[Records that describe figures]
>> START
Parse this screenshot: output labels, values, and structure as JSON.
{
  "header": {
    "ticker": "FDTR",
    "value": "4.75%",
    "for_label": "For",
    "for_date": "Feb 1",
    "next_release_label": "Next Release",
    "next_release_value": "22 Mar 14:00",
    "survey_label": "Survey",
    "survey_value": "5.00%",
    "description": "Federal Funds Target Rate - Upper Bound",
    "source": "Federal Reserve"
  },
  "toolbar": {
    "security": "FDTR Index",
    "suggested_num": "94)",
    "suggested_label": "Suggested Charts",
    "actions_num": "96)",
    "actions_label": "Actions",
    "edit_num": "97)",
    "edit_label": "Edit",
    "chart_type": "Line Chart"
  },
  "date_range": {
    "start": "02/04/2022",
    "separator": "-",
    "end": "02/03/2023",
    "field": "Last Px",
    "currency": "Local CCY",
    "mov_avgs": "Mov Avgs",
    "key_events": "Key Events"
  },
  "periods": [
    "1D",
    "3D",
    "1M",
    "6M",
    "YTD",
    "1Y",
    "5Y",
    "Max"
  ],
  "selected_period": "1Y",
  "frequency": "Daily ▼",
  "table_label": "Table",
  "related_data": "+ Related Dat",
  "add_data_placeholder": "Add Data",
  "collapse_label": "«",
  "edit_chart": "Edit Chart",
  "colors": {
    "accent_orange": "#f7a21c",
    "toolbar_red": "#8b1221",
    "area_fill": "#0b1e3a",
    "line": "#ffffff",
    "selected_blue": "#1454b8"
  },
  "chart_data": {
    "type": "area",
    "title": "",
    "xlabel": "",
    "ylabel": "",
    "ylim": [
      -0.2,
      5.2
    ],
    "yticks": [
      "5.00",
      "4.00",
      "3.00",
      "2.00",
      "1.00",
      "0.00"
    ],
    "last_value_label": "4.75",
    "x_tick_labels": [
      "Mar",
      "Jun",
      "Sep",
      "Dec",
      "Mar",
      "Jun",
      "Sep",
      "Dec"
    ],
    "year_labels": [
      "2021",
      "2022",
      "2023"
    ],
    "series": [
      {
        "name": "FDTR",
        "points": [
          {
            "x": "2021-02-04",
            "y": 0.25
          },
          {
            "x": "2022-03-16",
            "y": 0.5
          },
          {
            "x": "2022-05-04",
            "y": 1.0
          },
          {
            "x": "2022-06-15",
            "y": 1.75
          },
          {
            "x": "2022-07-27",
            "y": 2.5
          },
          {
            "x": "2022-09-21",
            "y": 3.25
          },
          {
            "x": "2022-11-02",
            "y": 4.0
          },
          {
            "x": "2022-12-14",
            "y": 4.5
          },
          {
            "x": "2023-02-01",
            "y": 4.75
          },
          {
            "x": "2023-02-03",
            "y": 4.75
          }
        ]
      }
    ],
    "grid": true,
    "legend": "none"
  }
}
>> END
■ Job
Give back all the records exactly as they stand.

■ Written solution
Parse this screenshot: output labels, values, and structure as JSON.
{
  "header": {
    "ticker": "FDTR",
    "value": "4.75%",
    "for_label": "For",
    "for_date": "Feb 1",
    "next_release_label": "Next Release",
    "next_release_value": "22 Mar 14:00",
    "survey_label": "Survey",
    "survey_value": "5.00%",
    "description": "Federal Funds Target Rate - Upper Bound",
    "source": "Federal Reserve"
  },
  "toolbar": {
    "security": "FDTR Index",
    "suggested_num": "94)",
    "suggested_label": "Suggested Charts",
    "actions_num": "96)",
    "actions_label": "Actions",
    "edit_num": "97)",
    "edit_label": "Edit",
    "chart_type": "Line Chart"
  },
  "date_range": {
    "start": "02/04/2022",
    "separator": "-",
    "end": "02/03/2023",
    "field": "Last Px",
    "currency": "Local CCY",
    "mov_avgs": "Mov Avgs",
    "key_events": "Key Events"
  },
  "periods": [
    "1D",
    "3D",
    "1M",
    "6M",
    "YTD",
    "1Y",
    "5Y",
    "Max"
  ],
  "selected_period": "1Y",
  "frequency": "Daily ▼",
  "table_label": "Table",
  "related_data": "+ Related Dat",
  "add_data_placeholder": "Add Data",
  "collapse_label": "«",
  "edit_chart": "Edit Chart",
  "colors": {
    "accent_orange": "#f7a21c",
    "toolbar_red": "#8b1221",
    "area_fill": "#0b1e3a",
    "line": "#ffffff",
    "selected_blue": "#1454b8"
  },
  "chart_data": {
    "type": "area",
    "title": "",
    "xlabel": "",
    "ylabel": "",
    "ylim": [
      -0.2,
      5.2
    ],
    "yticks": [
      "5.00",
      "4.00",
      "3.00",
      "2.00",
      "1.00",
      "0.00"
    ],
    "last_value_label": "4.75",
    "x_tick_labels": [
      "Mar",
      "Jun",
      "Sep",
      "Dec",
      "Mar",
      "Jun",
      "Sep",
      "Dec"
    ],
    "year_labels": [
      "2021",
      "2022",
      "2023"
    ],
    "series": [
      {
        "name": "FDTR",
        "points": [
          {
            "x": "2021-02-04",
            "y": 0.25
          },
          {
            "x": "2022-03-16",
            "y": 0.5
          },
          {
            "x": "2022-05-04",
            "y": 1.0
          },
          {
            "x": "2022-06-15",
            "y": 1.75
          },
          {
            "x": "2022-07-27",
            "y": 2.5
          },
          {
            "x": "2022-09-21",
            "y": 3.25
          },
          {
            "x": "2022-11-02",
            "y": 4.0
          },
          {
            "x": "2022-12-14",
            "y": 4.5
          },
          {
            "x": "2023-02-01",
            "y": 4.75
          },
          {
            "x": "2023-02-03",
            "y": 4.75
          }
        ]
      }
    ],
    "grid": true,
    "legend": "none"
  }
}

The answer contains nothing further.